# [Stated exercise]
Rewrite the lawn care forum thread from "Applied 0.5lb N/M" up to and including "likes the food.", putting "the sprinklers" in place of "irrigation".

*** Extract provided ***

Good call. Short term pain but should help call out the problems. Are you going to be Poa Picasso next?


----------



## BBLOCK (Jun 8, 2020)

Stuofsci02 said:


> BBLOCK said:
> 
> 
> > sprayed tenacity last night 4oz/acre rate
> ...


Haha yep. No choice but to goto war tho, I did wait until the grass started to get its colour before I hit it, but yah needs to happen. Oh well we're playing the long game here.


----------



## Stuofsci02 (Sep 9, 2018)

BBLOCK said:


> Stuofsci02 said:
> 
> 
> > BBLOCK said:
> ...


Did you add triclopyr to your tenacity?


----------



## BBLOCK (Jun 8, 2020)

Stuofsci02 said:


> BBLOCK said:
> 
> 
> > Stuofsci02 said:
> ...


Nope, don't own any :/ bleaching season


----------



## BBLOCK (Jun 8, 2020)

here's my updated soil report with the rest of the micro/macros


----------



## Stuofsci02 (Sep 9, 2018)

Looks like you mostly just need potassium... That might explain some of what you experienced last fall with the Nitrogen... Time to smash that baby with some SOP... Some pics would be nice too..


----------



## BBLOCK (Jun 8, 2020)

Stuofsci02 said:


> Looks like you mostly just need potassium... That might explain some of what you experienced last fall with the Nitrogen... Time to smash that baby with some SOP... Some pics would be nice too..


Luckily I have a bag of sop a farmer buddy gave me!

Just for u here's some shots from last night. Haven't mowed, let it grow for the tenacity and more leaf to absorb some sunlight. 






Yellow spot is the sun shining on it


----------



## BBLOCK (Jun 8, 2020)

Applied 0.5lb N/M urea granular
1lb K/M MOP granular
Fired up irrigation for a good cycle to wash it in and the soil is looking pretty dry.

All in all its coming along, getting the party started we'll see how it likes the food.

*** Information provided ***

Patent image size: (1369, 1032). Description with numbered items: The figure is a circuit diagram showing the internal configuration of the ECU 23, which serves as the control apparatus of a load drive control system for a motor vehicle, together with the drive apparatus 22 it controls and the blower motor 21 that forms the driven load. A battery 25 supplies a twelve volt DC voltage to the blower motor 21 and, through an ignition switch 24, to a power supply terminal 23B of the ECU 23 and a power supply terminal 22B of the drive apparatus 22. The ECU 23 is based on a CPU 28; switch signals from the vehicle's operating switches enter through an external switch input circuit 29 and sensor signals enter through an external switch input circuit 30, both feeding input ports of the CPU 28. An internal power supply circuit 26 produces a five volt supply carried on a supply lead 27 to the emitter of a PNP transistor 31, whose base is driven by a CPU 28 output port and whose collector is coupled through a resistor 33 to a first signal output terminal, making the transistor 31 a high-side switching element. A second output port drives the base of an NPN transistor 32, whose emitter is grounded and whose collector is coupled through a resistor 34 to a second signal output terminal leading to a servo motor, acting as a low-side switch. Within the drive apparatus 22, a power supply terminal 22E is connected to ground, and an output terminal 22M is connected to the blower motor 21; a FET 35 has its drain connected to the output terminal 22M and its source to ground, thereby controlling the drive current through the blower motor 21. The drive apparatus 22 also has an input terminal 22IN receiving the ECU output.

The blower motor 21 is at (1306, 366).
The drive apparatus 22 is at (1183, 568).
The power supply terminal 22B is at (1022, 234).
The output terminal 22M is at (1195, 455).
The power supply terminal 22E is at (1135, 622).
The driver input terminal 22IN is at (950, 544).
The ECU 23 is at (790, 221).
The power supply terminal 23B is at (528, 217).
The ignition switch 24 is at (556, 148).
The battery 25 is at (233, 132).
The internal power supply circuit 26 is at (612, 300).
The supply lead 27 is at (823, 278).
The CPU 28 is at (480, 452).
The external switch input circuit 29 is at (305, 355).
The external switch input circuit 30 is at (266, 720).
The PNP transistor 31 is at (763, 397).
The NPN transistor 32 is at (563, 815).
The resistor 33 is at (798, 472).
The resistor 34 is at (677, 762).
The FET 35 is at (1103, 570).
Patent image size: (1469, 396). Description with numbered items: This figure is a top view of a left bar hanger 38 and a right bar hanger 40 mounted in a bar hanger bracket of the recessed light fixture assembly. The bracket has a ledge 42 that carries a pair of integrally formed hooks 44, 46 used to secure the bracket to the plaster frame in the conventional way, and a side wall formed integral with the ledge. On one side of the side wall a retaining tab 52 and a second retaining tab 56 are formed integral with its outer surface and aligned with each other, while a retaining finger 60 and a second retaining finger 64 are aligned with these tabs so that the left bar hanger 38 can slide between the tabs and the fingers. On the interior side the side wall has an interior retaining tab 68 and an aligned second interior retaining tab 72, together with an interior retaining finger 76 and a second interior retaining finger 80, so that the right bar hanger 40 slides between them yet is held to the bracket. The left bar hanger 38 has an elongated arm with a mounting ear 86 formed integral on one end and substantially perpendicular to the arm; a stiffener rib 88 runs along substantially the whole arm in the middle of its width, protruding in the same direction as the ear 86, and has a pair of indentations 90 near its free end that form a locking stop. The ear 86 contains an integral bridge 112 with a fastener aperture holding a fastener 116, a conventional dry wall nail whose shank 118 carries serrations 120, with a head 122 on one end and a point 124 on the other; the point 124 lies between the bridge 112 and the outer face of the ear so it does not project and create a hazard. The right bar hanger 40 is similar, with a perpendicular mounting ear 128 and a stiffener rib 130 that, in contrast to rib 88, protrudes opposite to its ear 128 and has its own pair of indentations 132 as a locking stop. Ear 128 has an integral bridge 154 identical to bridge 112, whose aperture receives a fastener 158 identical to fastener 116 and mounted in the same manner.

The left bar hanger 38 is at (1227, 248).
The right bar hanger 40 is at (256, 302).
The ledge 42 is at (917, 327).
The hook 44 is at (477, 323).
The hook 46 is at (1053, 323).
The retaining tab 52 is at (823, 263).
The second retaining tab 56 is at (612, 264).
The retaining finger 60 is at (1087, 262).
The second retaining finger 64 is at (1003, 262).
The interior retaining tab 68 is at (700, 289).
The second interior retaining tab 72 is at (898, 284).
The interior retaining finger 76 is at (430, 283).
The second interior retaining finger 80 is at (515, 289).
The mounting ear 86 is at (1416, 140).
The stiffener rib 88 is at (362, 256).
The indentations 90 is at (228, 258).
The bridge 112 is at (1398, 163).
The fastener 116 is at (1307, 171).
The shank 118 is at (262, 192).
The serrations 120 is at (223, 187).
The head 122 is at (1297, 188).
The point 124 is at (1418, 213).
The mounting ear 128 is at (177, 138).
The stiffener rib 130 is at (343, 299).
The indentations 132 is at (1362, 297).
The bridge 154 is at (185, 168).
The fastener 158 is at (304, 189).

***

# [Solution to the problem]
Applied 0.5lb N/M urea granular
1lb K/M MOP granular
Fired up the sprinklers for a good cycle to wash it in and the soil is looking pretty dry.

All in all its coming along, getting the party started we'll see how it likes the food.